▸ Data lines
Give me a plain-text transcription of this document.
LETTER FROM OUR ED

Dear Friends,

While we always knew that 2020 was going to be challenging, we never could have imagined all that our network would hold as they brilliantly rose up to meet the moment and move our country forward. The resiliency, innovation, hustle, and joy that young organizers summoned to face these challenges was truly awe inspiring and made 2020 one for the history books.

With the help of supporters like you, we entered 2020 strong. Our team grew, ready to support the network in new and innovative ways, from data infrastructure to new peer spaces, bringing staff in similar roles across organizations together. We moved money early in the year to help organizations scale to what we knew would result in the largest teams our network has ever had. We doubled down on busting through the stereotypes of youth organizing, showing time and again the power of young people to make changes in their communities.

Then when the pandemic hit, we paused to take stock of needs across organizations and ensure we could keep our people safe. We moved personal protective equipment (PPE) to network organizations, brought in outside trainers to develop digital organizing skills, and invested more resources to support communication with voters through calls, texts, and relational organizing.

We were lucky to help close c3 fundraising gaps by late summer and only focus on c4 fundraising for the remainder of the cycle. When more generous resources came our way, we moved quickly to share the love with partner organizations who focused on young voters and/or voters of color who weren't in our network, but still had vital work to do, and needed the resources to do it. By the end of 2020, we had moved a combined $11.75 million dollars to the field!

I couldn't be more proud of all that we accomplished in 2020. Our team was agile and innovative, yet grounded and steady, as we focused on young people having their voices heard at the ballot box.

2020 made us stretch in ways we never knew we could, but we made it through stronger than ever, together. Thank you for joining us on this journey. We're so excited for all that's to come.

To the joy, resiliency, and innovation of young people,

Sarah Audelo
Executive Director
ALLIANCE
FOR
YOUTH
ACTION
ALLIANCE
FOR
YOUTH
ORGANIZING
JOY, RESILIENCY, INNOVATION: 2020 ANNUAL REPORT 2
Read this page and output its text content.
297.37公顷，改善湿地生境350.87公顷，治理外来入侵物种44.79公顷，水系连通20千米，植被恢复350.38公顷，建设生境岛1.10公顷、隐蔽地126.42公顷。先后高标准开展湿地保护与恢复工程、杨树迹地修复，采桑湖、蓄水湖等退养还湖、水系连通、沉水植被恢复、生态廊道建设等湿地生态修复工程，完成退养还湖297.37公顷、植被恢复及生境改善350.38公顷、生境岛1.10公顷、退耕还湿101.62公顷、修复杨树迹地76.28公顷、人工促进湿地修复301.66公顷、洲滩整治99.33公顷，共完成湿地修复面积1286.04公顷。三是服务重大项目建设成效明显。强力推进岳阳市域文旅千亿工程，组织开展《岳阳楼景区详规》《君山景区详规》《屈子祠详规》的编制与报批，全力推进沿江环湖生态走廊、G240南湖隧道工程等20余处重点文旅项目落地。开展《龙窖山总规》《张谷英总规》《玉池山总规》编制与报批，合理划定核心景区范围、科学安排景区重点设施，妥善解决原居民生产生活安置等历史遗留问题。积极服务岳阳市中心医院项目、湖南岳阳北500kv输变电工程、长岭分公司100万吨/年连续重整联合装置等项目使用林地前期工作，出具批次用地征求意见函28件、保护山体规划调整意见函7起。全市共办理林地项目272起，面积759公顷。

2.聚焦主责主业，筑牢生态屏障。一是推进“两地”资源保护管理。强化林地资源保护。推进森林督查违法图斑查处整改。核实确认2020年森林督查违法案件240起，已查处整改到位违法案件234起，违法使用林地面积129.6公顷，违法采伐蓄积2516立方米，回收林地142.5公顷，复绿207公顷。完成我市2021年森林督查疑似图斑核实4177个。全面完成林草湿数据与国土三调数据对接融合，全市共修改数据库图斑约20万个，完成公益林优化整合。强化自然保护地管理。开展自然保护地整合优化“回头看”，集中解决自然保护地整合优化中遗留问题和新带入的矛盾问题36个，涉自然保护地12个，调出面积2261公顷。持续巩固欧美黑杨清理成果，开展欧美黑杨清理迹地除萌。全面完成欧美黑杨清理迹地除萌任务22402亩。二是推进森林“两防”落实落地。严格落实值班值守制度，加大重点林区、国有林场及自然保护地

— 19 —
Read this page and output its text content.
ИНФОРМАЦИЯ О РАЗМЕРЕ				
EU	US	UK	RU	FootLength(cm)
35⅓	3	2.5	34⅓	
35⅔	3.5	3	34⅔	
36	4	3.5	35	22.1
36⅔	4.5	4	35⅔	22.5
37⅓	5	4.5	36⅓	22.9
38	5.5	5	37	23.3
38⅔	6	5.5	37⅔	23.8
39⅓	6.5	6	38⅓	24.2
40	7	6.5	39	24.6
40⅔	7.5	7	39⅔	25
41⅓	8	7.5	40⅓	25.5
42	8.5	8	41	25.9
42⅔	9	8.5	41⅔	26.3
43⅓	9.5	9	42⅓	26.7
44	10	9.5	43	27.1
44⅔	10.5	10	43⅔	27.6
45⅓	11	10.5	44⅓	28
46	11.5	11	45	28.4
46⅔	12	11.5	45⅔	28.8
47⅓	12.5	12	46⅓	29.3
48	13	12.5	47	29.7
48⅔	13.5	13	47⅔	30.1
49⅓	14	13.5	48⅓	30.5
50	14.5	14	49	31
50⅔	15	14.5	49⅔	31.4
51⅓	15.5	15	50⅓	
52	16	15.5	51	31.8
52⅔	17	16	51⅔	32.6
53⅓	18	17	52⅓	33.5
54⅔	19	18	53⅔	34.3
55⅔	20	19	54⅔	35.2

▸ Written task
What is the number of lines in the records that contain the word "team"? Answer with the number and nothing else.

▸ Answer
2